Stated exercise:
How many of these lines hold the string "right"? Answer with the number only.

Provided records:
• • •

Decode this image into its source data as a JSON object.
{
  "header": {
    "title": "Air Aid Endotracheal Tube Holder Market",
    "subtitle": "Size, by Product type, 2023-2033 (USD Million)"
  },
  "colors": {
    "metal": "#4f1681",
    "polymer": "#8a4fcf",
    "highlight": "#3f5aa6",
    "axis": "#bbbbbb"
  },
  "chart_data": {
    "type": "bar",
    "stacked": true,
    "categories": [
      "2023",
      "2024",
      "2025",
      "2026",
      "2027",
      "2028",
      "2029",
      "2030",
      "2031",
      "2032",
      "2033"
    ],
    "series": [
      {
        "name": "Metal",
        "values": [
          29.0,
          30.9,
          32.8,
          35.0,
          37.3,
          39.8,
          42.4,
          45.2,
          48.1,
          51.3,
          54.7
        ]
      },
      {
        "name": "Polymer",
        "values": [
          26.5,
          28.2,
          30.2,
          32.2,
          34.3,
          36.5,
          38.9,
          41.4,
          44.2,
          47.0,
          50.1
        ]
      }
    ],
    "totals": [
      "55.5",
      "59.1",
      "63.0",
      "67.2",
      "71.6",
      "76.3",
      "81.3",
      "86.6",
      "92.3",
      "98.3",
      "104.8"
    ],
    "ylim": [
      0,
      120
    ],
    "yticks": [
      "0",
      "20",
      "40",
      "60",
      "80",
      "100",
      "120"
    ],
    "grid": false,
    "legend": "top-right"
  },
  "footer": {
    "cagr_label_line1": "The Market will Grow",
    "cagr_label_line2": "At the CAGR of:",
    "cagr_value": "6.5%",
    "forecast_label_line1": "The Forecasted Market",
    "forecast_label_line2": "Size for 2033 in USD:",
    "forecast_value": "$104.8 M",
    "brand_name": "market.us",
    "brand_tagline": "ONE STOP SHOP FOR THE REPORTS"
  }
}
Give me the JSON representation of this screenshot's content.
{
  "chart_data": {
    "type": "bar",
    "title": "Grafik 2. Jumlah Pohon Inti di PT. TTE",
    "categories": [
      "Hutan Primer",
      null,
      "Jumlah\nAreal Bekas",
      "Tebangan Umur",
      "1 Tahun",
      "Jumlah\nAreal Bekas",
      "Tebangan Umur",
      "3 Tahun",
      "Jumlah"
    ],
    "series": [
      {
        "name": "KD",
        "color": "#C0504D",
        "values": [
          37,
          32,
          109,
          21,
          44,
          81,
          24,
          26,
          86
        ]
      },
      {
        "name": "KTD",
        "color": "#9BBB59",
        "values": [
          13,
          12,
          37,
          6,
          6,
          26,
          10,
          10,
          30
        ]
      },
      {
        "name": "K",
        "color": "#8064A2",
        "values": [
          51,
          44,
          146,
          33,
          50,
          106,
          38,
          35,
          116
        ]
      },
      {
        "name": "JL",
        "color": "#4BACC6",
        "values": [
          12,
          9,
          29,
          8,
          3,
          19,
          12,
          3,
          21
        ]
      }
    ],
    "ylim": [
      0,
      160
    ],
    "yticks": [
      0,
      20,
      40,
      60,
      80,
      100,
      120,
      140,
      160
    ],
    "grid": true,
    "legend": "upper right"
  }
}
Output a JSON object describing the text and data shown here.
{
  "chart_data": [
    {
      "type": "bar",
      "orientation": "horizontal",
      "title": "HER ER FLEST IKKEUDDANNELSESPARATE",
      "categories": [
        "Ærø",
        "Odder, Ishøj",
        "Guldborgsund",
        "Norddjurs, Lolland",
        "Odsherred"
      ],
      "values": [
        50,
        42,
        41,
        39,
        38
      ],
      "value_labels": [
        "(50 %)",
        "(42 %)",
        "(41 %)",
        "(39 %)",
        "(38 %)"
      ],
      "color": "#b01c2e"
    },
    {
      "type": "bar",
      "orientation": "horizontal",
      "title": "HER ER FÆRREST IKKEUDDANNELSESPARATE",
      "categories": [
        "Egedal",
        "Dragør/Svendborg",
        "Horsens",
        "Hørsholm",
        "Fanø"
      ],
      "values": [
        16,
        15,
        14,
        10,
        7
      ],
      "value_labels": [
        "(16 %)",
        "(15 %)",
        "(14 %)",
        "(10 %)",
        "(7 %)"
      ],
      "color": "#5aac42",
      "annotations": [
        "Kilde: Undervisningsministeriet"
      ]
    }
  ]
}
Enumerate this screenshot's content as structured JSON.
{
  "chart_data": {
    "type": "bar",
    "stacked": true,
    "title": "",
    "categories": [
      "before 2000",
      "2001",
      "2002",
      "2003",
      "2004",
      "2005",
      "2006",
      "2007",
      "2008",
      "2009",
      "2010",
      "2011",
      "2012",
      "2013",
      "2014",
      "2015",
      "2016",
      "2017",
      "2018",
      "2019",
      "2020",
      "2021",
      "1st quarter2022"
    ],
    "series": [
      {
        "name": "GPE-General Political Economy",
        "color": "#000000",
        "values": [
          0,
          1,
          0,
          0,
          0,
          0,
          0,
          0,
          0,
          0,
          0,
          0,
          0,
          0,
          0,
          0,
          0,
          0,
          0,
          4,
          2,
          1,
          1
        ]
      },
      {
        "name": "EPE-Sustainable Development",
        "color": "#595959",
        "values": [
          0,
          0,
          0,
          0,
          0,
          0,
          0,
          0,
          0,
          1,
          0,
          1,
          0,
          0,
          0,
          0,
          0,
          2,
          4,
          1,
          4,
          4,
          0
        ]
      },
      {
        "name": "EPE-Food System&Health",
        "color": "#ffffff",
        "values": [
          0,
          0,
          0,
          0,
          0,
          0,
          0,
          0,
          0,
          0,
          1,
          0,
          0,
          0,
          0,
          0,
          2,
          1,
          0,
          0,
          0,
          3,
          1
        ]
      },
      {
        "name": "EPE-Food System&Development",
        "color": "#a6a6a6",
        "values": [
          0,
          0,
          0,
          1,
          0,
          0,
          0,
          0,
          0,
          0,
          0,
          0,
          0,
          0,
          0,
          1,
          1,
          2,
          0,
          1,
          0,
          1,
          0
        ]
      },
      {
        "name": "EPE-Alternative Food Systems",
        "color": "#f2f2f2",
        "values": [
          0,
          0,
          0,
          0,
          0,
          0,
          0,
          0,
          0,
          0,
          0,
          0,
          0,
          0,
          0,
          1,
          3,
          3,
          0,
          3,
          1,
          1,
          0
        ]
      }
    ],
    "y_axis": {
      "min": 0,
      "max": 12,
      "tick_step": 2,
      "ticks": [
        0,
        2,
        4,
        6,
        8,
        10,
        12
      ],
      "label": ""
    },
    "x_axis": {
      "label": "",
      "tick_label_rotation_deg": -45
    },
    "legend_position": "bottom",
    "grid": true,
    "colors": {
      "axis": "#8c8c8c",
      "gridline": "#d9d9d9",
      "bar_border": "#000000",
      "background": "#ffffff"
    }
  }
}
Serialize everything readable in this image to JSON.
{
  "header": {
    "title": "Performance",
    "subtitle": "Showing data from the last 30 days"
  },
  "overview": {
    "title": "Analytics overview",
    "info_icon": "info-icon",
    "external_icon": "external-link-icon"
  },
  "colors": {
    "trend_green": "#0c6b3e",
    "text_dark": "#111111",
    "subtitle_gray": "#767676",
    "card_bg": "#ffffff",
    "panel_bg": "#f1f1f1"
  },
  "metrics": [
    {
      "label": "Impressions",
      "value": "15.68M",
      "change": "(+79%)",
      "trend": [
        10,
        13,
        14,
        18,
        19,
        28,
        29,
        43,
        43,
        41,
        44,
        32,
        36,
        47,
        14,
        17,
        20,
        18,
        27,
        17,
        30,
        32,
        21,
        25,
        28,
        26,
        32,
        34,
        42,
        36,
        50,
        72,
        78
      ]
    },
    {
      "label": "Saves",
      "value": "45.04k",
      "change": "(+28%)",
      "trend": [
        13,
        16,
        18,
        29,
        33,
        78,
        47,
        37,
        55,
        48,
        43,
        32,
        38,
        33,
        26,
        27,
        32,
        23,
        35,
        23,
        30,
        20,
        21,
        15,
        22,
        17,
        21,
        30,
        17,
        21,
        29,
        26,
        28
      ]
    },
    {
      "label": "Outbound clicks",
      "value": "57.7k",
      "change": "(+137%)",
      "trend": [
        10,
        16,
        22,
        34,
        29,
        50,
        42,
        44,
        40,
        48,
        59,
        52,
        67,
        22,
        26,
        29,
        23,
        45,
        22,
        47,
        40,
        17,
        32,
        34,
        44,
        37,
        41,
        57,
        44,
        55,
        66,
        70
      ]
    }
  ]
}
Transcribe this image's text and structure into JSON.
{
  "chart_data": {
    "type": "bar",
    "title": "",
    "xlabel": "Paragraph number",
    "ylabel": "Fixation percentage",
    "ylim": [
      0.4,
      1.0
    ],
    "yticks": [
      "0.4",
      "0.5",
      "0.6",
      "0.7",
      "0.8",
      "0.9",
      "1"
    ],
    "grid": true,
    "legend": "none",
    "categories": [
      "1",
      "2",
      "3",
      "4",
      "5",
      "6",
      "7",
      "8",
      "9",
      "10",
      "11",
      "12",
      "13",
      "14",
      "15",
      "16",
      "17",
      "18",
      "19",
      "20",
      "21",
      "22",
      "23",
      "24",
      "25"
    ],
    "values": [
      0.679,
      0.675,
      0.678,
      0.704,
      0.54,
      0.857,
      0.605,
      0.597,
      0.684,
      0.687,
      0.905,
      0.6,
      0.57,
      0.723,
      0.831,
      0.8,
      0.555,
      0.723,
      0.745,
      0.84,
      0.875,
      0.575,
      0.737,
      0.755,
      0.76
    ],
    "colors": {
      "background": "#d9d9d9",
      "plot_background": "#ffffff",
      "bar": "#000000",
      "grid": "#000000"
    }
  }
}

• • •

The reply:
2